Scan the lines below for the string "Παρθένου" and copy every one that has it.

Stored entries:
----------

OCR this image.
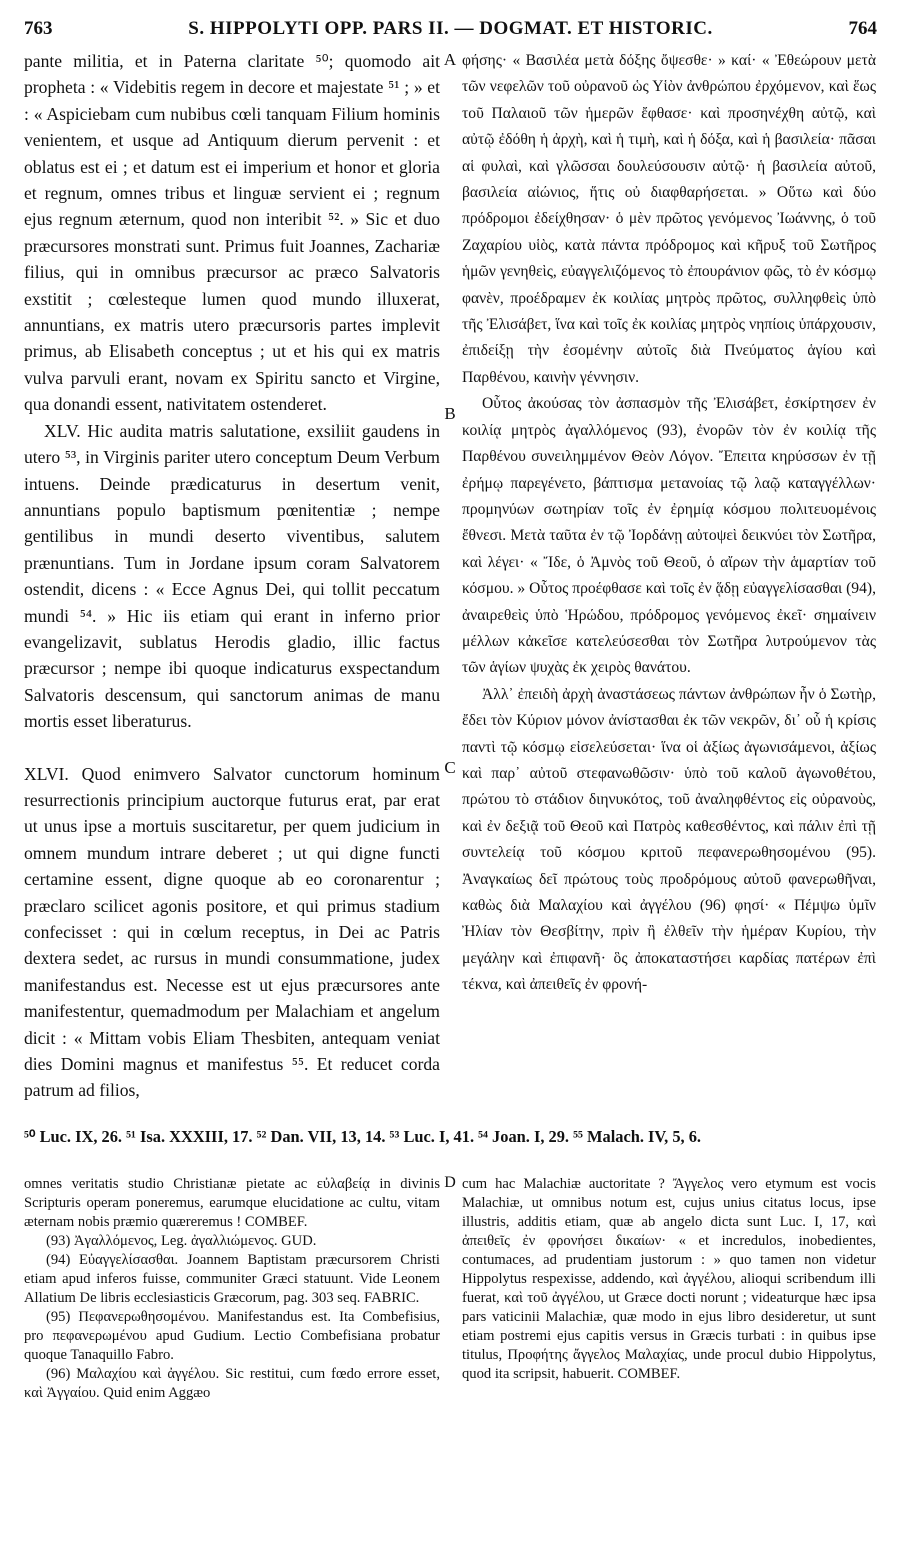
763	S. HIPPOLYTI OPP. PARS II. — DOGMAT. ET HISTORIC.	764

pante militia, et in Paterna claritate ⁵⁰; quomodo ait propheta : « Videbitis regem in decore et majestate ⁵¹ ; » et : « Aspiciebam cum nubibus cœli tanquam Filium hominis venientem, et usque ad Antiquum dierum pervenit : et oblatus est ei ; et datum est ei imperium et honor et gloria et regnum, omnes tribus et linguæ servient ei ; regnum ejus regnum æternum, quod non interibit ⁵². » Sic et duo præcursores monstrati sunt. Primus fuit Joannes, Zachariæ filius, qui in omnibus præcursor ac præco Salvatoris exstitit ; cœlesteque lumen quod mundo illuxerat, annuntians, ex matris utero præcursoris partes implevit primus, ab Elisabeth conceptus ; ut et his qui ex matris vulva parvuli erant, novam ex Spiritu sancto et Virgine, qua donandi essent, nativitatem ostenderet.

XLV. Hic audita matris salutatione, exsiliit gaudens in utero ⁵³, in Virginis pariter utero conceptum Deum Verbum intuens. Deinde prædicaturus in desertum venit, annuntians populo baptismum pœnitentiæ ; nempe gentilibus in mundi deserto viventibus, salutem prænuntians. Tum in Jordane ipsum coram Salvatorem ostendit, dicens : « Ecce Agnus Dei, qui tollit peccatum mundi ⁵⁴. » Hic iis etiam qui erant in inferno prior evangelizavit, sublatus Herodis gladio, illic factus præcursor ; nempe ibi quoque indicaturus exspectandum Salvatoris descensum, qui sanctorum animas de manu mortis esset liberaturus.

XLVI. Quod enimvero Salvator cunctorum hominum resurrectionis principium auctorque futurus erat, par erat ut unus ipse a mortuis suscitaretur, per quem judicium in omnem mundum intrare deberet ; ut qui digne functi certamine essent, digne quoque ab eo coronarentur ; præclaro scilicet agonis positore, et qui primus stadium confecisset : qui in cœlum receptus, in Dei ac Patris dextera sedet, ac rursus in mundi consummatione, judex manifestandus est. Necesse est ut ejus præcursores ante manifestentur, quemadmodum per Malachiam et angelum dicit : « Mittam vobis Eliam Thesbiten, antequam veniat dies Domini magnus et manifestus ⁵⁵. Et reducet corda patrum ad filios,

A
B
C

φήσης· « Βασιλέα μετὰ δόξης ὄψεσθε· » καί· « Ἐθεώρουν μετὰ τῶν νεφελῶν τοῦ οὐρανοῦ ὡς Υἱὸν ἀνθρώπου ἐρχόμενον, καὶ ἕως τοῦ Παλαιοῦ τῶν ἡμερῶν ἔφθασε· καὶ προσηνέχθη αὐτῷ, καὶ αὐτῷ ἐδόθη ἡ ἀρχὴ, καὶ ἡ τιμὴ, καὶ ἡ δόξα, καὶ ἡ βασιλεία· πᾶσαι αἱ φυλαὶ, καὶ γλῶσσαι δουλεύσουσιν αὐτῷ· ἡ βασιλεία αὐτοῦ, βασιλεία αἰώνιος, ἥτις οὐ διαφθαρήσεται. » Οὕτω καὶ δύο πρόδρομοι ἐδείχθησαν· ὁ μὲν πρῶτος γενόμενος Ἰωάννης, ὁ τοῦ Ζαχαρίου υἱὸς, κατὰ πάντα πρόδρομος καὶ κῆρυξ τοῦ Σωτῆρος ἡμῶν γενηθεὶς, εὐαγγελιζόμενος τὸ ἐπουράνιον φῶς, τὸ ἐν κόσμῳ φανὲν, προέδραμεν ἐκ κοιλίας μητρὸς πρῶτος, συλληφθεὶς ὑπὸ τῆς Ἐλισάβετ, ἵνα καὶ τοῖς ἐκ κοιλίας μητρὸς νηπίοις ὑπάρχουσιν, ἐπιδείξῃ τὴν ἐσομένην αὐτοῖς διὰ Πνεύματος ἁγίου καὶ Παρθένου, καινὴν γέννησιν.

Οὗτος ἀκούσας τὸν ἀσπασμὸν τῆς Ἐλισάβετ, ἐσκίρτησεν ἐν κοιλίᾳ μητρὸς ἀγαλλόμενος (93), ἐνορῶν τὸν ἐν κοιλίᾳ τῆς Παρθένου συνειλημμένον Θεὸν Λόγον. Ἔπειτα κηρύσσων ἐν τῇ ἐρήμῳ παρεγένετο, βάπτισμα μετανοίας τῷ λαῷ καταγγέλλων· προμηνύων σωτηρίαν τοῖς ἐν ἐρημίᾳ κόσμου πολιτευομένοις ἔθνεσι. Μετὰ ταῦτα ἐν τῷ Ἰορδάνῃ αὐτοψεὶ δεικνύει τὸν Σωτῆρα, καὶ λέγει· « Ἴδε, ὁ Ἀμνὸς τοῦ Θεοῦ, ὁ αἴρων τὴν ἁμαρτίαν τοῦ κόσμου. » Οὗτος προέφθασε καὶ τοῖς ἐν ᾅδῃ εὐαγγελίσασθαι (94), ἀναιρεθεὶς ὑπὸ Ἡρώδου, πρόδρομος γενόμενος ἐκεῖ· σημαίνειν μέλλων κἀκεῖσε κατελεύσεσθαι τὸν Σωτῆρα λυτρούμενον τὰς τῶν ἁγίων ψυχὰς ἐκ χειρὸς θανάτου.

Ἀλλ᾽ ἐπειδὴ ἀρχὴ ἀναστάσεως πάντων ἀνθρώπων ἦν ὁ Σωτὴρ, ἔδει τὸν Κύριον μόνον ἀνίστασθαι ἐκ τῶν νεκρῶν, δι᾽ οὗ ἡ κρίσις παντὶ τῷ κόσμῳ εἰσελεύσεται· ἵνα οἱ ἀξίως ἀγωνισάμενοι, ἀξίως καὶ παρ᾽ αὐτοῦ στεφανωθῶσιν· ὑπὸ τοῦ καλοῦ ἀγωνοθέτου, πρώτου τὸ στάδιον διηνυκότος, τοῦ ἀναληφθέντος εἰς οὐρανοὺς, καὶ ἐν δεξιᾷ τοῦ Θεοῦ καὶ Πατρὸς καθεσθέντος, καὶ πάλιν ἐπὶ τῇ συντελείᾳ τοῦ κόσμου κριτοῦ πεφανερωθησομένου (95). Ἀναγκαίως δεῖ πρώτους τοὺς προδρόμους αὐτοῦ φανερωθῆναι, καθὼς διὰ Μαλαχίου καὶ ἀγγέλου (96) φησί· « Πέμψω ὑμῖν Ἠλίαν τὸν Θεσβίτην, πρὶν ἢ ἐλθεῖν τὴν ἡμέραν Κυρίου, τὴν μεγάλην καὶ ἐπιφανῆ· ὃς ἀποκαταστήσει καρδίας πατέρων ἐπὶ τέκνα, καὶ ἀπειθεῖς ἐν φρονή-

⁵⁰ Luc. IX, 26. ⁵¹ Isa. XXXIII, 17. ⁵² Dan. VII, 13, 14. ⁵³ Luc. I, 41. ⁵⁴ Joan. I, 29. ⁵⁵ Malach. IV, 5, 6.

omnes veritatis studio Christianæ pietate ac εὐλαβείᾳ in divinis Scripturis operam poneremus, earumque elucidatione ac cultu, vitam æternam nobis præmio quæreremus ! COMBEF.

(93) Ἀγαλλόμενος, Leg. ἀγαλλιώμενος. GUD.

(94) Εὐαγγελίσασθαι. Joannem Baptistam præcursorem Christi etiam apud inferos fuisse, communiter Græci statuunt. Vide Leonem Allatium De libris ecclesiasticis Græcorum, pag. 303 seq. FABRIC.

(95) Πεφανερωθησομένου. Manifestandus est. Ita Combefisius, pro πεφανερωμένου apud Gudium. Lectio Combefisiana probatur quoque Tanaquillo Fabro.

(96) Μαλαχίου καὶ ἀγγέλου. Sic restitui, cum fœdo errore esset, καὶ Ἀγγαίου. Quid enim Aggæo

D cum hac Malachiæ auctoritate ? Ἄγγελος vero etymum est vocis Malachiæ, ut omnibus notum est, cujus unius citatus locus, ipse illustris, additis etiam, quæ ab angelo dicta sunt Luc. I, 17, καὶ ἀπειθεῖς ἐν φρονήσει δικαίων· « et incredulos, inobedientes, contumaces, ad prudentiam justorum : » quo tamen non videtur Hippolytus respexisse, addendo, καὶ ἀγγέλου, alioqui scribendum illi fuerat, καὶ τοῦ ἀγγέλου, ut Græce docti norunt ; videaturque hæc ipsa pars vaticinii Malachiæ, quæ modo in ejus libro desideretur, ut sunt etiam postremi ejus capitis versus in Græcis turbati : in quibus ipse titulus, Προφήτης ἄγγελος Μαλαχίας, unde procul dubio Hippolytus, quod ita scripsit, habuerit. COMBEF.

----------

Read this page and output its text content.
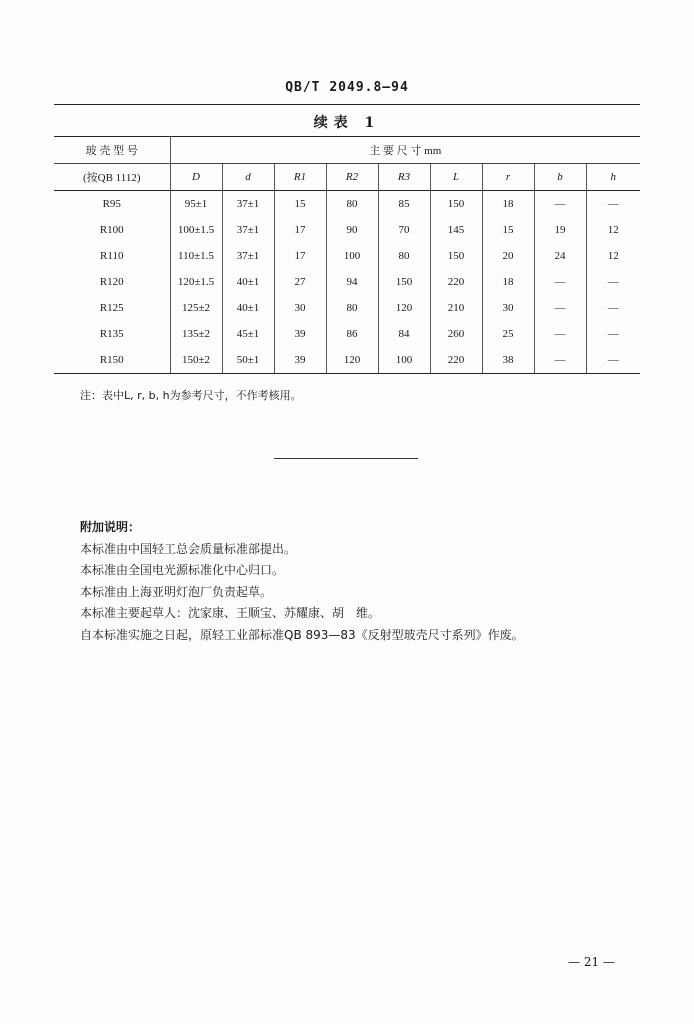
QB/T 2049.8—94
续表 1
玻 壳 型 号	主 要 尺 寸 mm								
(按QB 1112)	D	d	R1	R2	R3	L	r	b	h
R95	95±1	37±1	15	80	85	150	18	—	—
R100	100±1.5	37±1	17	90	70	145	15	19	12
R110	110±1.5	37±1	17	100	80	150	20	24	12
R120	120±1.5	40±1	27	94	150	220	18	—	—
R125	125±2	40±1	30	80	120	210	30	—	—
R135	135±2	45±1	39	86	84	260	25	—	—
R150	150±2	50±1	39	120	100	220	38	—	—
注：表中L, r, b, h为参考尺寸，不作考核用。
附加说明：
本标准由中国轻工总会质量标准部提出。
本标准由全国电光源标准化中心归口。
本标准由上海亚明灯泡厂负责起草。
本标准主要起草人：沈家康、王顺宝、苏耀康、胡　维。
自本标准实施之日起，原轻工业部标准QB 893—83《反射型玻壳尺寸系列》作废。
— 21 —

----------

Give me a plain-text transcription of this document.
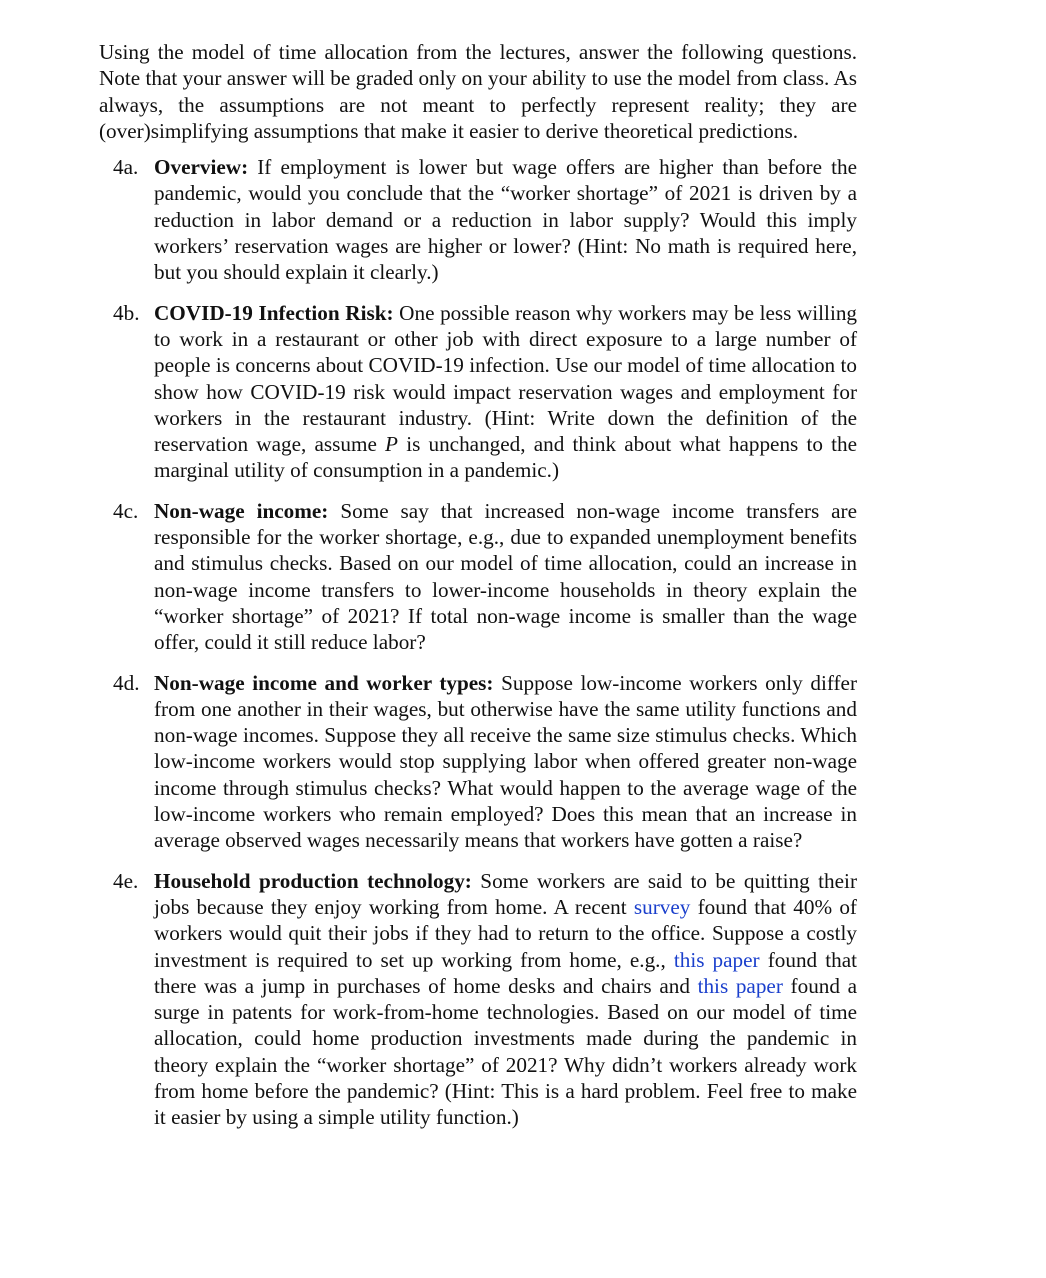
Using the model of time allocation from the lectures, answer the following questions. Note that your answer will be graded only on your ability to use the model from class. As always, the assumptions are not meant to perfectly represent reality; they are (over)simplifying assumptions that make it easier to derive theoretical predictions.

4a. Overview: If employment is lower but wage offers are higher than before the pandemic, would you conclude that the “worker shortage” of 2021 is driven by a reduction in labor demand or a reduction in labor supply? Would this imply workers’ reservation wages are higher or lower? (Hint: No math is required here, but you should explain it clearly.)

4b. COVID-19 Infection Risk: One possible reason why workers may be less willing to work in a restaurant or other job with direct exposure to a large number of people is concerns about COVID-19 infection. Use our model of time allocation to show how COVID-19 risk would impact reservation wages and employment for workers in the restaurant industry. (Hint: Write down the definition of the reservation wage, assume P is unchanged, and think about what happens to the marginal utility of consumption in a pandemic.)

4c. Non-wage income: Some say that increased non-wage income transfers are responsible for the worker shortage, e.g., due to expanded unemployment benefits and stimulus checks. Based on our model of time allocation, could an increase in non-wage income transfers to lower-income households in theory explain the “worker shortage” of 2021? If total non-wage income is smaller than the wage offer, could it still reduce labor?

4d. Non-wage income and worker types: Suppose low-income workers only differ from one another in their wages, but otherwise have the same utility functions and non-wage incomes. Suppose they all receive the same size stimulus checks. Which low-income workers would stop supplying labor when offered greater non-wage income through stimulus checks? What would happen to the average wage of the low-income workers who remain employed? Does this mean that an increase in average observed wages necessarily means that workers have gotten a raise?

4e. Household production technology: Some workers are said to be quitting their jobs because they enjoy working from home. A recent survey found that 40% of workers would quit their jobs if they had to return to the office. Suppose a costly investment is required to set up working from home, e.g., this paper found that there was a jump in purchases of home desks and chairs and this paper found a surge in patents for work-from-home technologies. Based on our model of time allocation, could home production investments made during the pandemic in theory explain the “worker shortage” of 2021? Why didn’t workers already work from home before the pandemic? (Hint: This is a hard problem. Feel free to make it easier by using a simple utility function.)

----------

Answer in full:
φήσης· « Βασιλέα μετὰ δόξης ὄψεσθε· » καί· « Ἐθεώρουν μετὰ τῶν νεφελῶν τοῦ οὐρανοῦ ὡς Υἱὸν ἀνθρώπου ἐρχόμενον, καὶ ἕως τοῦ Παλαιοῦ τῶν ἡμερῶν ἔφθασε· καὶ προσηνέχθη αὐτῷ, καὶ αὐτῷ ἐδόθη ἡ ἀρχὴ, καὶ ἡ τιμὴ, καὶ ἡ δόξα, καὶ ἡ βασιλεία· πᾶσαι αἱ φυλαὶ, καὶ γλῶσσαι δουλεύσουσιν αὐτῷ· ἡ βασιλεία αὐτοῦ, βασιλεία αἰώνιος, ἥτις οὐ διαφθαρήσεται. » Οὕτω καὶ δύο πρόδρομοι ἐδείχθησαν· ὁ μὲν πρῶτος γενόμενος Ἰωάννης, ὁ τοῦ Ζαχαρίου υἱὸς, κατὰ πάντα πρόδρομος καὶ κῆρυξ τοῦ Σωτῆρος ἡμῶν γενηθεὶς, εὐαγγελιζόμενος τὸ ἐπουράνιον φῶς, τὸ ἐν κόσμῳ φανὲν, προέδραμεν ἐκ κοιλίας μητρὸς πρῶτος, συλληφθεὶς ὑπὸ τῆς Ἐλισάβετ, ἵνα καὶ τοῖς ἐκ κοιλίας μητρὸς νηπίοις ὑπάρχουσιν, ἐπιδείξῃ τὴν ἐσομένην αὐτοῖς διὰ Πνεύματος ἁγίου καὶ Παρθένου, καινὴν γέννησιν.
Οὗτος ἀκούσας τὸν ἀσπασμὸν τῆς Ἐλισάβετ, ἐσκίρτησεν ἐν κοιλίᾳ μητρὸς ἀγαλλόμενος (93), ἐνορῶν τὸν ἐν κοιλίᾳ τῆς Παρθένου συνειλημμένον Θεὸν Λόγον. Ἔπειτα κηρύσσων ἐν τῇ ἐρήμῳ παρεγένετο, βάπτισμα μετανοίας τῷ λαῷ καταγγέλλων· προμηνύων σωτηρίαν τοῖς ἐν ἐρημίᾳ κόσμου πολιτευομένοις ἔθνεσι. Μετὰ ταῦτα ἐν τῷ Ἰορδάνῃ αὐτοψεὶ δεικνύει τὸν Σωτῆρα, καὶ λέγει· « Ἴδε, ὁ Ἀμνὸς τοῦ Θεοῦ, ὁ αἴρων τὴν ἁμαρτίαν τοῦ κόσμου. » Οὗτος προέφθασε καὶ τοῖς ἐν ᾅδῃ εὐαγγελίσασθαι (94), ἀναιρεθεὶς ὑπὸ Ἡρώδου, πρόδρομος γενόμενος ἐκεῖ· σημαίνειν μέλλων κἀκεῖσε κατελεύσεσθαι τὸν Σωτῆρα λυτρούμενον τὰς τῶν ἁγίων ψυχὰς ἐκ χειρὸς θανάτου.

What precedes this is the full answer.